Extract every line from the records below that contains the word "ylabel".

--- START Data for processing ---

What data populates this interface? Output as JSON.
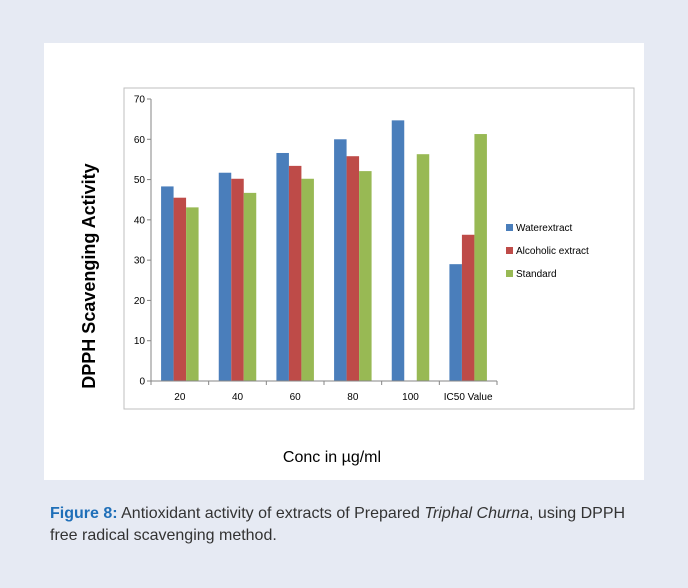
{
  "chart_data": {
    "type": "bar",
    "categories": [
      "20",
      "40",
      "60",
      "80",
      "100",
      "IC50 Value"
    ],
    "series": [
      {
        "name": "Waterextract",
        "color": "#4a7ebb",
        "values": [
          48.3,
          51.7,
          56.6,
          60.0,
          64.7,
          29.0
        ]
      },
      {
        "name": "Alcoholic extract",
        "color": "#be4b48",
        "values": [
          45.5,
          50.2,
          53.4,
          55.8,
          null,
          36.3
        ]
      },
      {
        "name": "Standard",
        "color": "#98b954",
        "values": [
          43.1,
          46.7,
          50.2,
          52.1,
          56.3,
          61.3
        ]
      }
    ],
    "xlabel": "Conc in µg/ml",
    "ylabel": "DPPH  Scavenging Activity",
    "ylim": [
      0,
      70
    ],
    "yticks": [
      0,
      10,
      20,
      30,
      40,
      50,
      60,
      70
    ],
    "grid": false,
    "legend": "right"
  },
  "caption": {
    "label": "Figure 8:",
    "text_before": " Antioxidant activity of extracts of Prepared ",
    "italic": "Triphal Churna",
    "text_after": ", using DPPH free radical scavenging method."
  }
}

--- END Data for processing ---
--- START Data for processing ---

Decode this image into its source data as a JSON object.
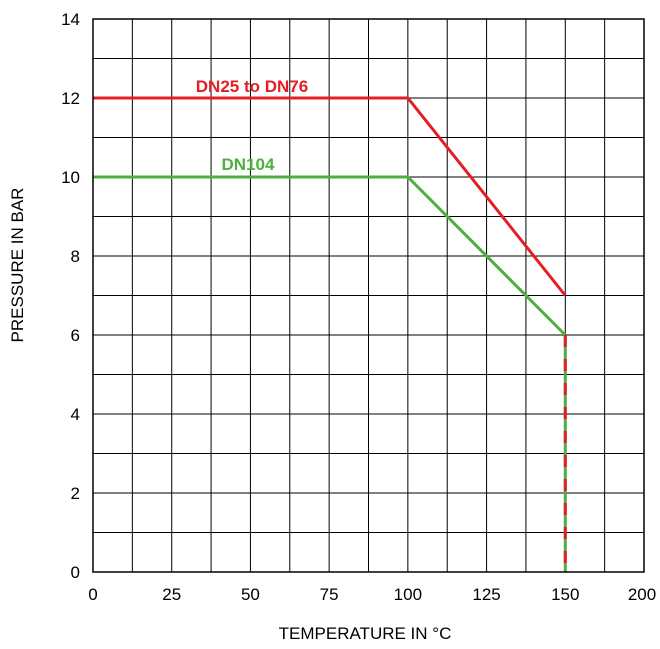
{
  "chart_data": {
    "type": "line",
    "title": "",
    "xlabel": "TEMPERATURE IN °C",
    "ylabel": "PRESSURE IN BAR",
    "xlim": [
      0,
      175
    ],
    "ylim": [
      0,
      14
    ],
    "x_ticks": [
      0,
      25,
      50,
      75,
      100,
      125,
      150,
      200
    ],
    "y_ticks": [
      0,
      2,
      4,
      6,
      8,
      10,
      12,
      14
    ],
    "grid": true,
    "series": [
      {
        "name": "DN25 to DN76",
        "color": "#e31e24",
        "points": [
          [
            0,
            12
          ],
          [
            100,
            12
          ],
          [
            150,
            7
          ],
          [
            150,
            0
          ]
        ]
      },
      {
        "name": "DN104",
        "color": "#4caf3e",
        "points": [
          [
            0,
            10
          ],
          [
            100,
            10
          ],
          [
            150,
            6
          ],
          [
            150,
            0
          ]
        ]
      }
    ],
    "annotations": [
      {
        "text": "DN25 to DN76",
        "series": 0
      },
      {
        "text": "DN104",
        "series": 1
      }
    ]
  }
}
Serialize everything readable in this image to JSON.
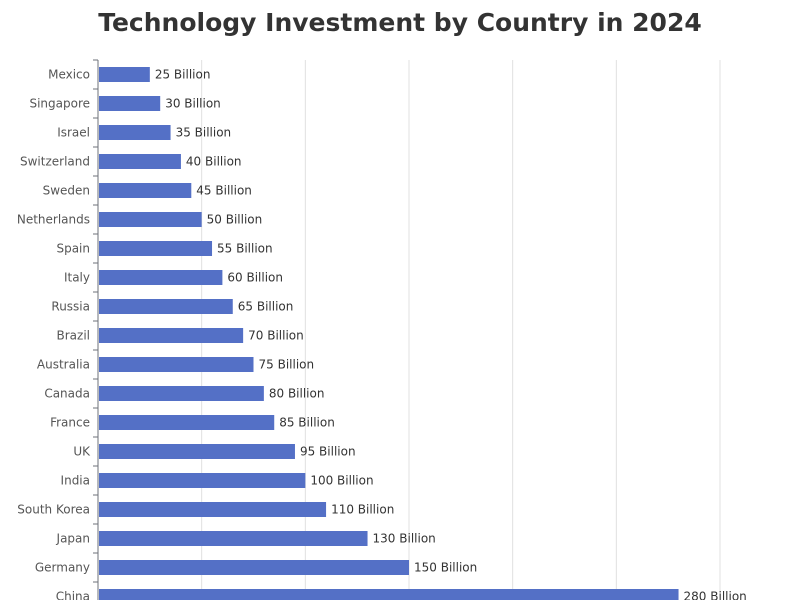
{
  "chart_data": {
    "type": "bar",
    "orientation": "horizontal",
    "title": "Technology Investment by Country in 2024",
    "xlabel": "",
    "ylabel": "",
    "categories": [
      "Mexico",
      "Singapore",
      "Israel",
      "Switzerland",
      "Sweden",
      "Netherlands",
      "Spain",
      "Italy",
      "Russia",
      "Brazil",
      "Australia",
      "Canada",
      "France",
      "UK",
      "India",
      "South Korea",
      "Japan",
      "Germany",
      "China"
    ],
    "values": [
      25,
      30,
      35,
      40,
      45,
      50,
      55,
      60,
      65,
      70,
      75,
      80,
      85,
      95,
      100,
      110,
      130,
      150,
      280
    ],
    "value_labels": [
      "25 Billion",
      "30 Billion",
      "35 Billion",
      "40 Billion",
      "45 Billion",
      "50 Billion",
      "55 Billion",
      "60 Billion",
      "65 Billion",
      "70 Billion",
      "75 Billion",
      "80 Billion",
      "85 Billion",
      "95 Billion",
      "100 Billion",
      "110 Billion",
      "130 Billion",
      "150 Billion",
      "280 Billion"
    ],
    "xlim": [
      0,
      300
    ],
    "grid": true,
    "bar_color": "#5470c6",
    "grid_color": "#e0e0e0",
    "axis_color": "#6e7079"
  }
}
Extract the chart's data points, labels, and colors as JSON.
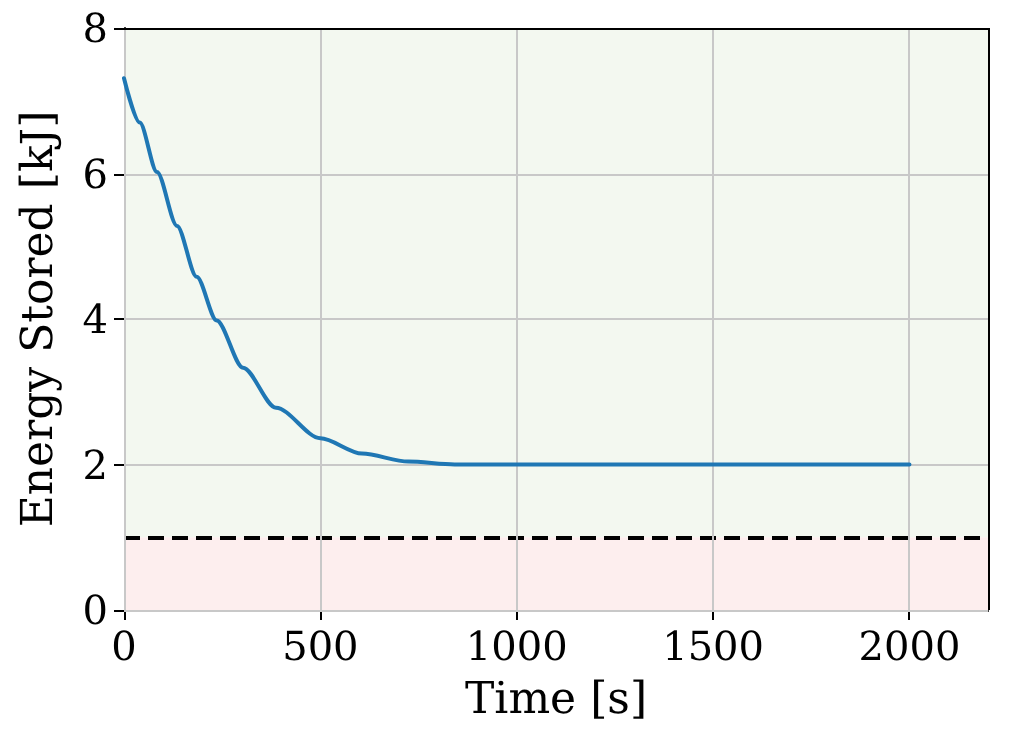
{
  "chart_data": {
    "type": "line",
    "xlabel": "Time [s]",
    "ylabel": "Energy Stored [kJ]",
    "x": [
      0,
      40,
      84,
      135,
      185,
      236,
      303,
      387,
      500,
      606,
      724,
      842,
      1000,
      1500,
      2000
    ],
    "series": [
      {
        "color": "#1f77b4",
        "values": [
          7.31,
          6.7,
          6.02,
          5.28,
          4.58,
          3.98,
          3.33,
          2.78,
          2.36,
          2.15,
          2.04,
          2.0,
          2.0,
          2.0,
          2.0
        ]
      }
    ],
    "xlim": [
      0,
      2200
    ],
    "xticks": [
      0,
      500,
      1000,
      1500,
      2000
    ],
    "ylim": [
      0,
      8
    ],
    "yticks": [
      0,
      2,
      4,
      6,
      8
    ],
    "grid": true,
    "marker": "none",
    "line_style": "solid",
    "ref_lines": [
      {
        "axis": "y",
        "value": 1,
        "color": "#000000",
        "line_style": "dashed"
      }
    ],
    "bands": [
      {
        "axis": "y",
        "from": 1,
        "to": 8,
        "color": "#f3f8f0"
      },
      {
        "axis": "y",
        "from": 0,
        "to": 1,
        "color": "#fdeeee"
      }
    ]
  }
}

--- END Data for processing ---

**Exercise response:**
    "ylabel": "DPPH  Scavenging Activity",
    "ylabel": "PRESSURE IN BAR",
    "ylabel": "",
    "ylabel": "Energy Stored [kJ]",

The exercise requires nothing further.